**EXERCISE TASK**. Report how many lines in the records below contain the word "FlowerBOY". Give only the number.

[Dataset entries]
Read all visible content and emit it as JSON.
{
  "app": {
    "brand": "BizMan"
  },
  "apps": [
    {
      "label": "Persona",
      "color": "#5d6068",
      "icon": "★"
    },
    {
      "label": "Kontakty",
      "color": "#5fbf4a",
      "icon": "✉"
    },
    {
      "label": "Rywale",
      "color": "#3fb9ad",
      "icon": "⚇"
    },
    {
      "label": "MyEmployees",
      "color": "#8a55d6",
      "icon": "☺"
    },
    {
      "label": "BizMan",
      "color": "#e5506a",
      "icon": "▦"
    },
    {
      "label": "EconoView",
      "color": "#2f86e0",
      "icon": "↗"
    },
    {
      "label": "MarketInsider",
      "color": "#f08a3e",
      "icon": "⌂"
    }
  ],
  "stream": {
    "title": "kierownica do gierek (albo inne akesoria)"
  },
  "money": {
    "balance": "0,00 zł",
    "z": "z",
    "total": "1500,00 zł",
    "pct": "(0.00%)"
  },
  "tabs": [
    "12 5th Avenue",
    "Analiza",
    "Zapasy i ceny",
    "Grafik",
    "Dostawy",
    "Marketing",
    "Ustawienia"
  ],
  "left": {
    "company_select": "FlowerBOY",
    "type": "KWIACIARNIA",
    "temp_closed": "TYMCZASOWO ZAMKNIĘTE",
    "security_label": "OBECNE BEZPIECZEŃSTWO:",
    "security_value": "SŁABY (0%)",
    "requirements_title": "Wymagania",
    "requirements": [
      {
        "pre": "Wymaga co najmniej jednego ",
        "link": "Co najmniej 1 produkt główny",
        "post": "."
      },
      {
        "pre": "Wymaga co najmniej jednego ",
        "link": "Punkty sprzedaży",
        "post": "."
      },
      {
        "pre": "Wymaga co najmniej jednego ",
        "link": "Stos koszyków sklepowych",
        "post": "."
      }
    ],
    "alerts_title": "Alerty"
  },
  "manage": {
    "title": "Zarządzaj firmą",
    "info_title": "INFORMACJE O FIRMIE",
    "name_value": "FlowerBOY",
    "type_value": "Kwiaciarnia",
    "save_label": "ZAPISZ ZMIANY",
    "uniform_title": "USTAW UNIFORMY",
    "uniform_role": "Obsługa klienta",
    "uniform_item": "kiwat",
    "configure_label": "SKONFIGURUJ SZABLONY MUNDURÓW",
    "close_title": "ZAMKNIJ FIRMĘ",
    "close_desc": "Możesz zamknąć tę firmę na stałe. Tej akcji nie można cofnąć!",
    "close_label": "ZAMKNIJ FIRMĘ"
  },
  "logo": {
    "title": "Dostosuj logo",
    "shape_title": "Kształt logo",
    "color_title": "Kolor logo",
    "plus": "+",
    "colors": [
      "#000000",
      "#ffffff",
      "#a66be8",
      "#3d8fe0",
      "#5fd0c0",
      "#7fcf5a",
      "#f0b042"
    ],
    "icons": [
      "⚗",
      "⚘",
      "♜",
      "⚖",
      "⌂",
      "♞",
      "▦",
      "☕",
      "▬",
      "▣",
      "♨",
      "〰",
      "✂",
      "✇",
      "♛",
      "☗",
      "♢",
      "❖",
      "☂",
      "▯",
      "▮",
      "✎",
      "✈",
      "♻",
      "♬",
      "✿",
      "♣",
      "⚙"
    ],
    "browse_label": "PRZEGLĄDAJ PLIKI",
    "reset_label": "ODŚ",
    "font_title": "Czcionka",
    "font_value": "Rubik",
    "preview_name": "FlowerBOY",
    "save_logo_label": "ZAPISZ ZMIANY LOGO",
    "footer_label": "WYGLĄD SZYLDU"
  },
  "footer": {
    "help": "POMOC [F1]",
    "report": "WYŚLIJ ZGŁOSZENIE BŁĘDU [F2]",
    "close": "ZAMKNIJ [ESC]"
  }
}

**COMPLETE RESPONSE**. 3